* What you are asked to do
Report the number of lines in these entries that contain "values". Write only the number.

......

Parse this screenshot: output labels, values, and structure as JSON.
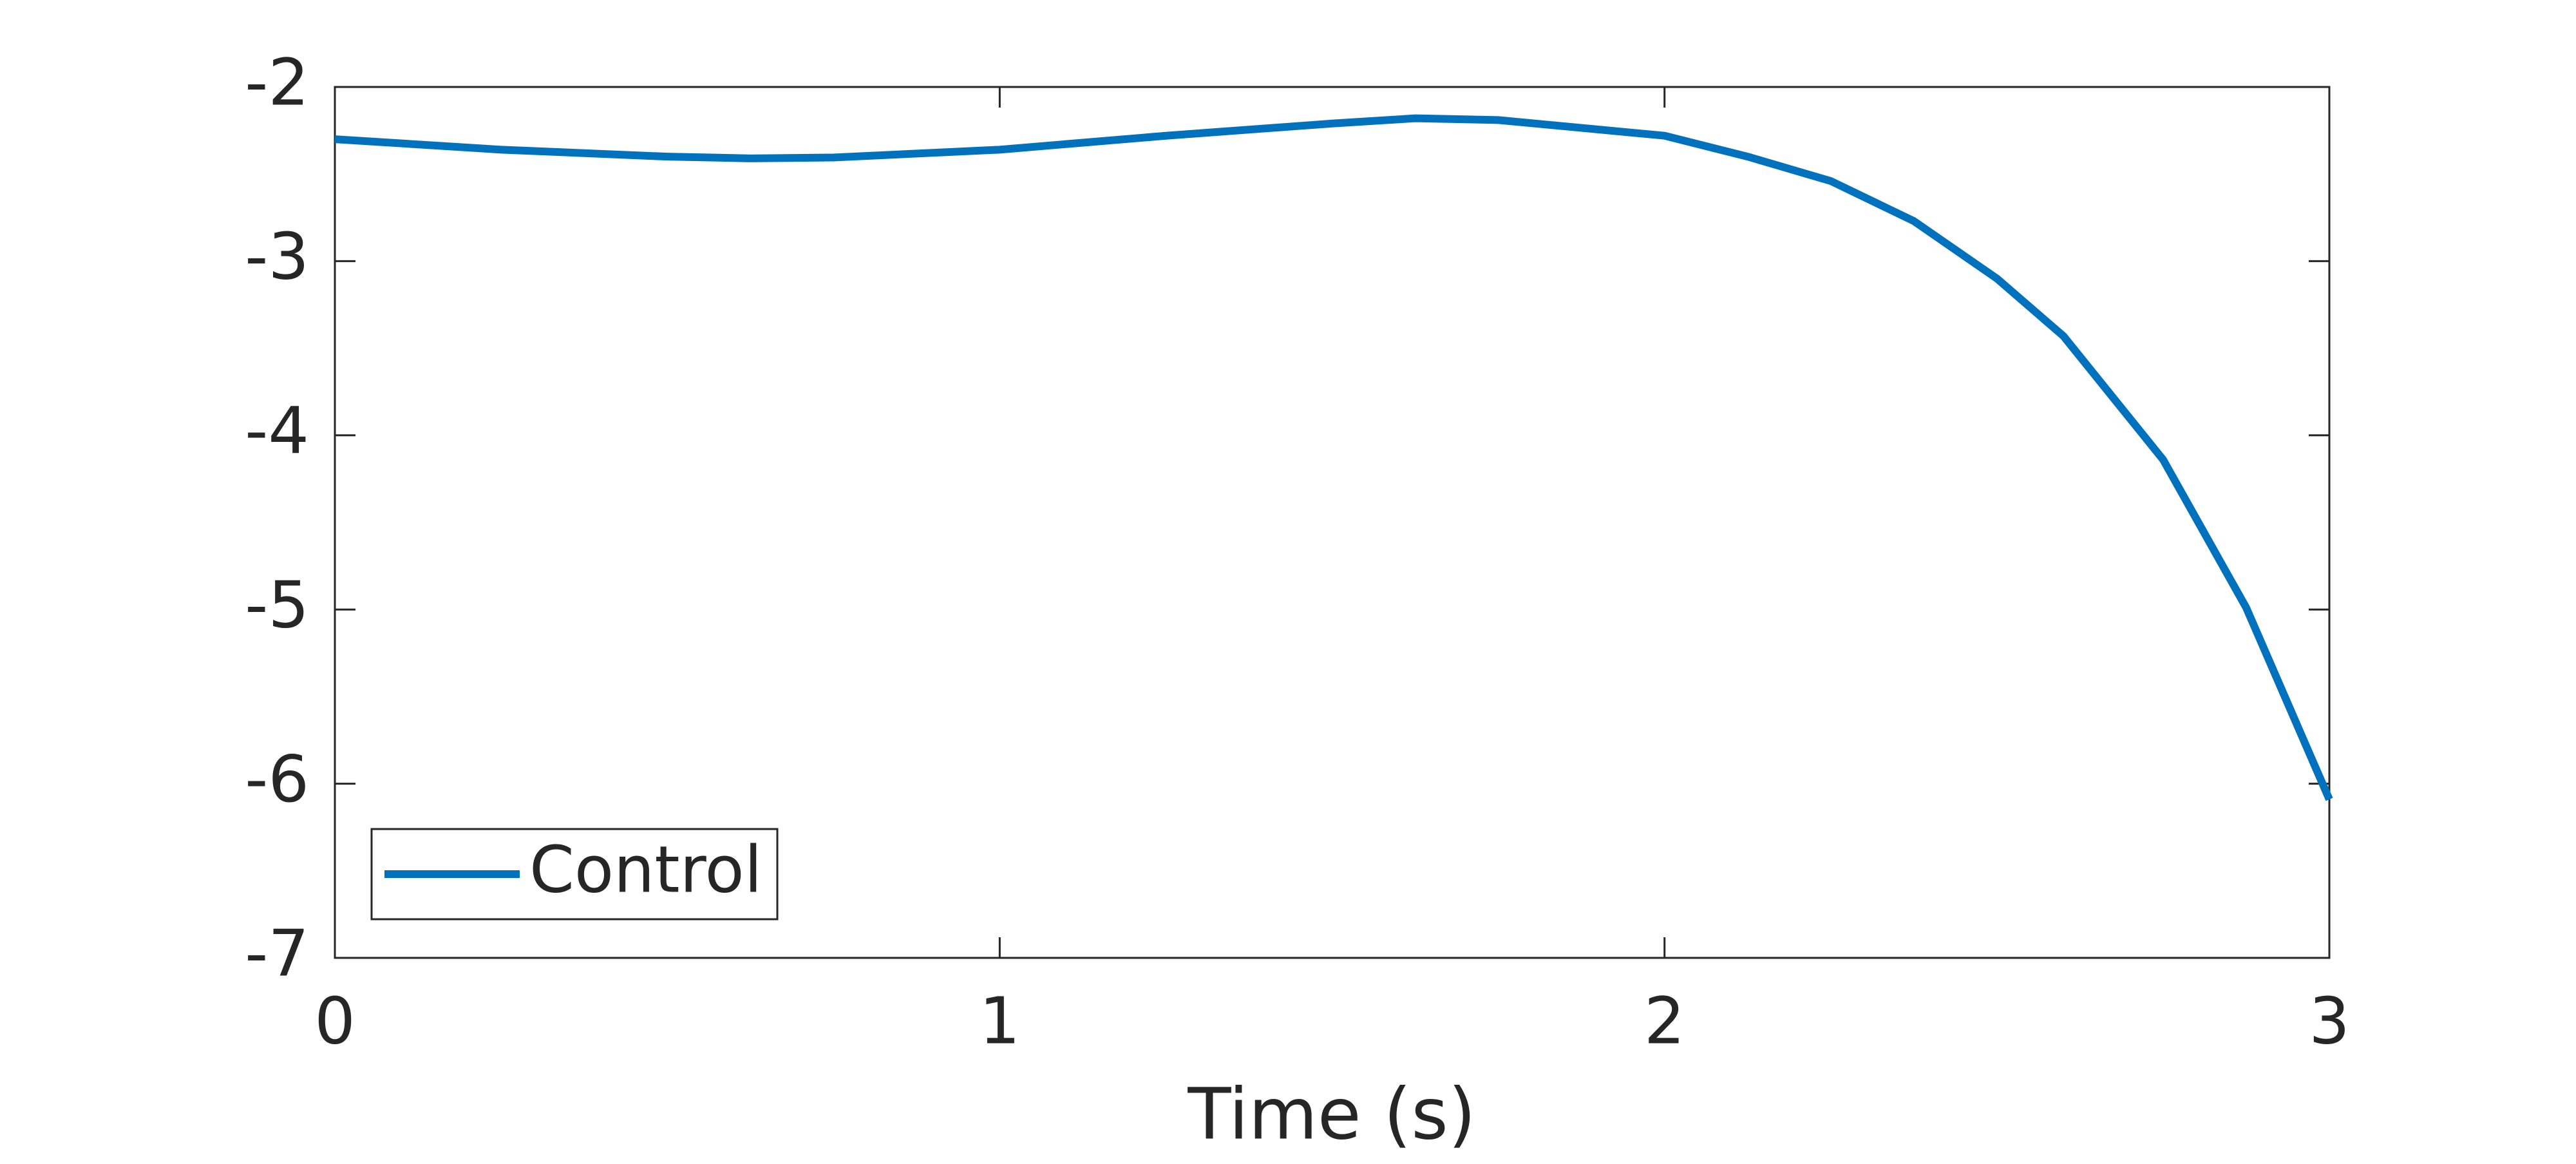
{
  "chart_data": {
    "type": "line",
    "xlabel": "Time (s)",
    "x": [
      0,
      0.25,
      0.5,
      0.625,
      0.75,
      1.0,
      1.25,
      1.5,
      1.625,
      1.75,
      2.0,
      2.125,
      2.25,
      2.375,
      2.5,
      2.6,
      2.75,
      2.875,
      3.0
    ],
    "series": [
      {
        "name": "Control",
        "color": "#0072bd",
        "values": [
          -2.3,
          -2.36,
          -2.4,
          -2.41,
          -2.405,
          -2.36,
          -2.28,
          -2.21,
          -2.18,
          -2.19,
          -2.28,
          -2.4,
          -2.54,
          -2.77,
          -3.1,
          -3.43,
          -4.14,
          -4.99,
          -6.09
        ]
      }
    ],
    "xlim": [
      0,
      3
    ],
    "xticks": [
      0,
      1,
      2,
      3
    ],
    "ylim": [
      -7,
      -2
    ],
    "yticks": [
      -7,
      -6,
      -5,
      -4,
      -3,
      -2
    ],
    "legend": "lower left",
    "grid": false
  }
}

......

* The output
2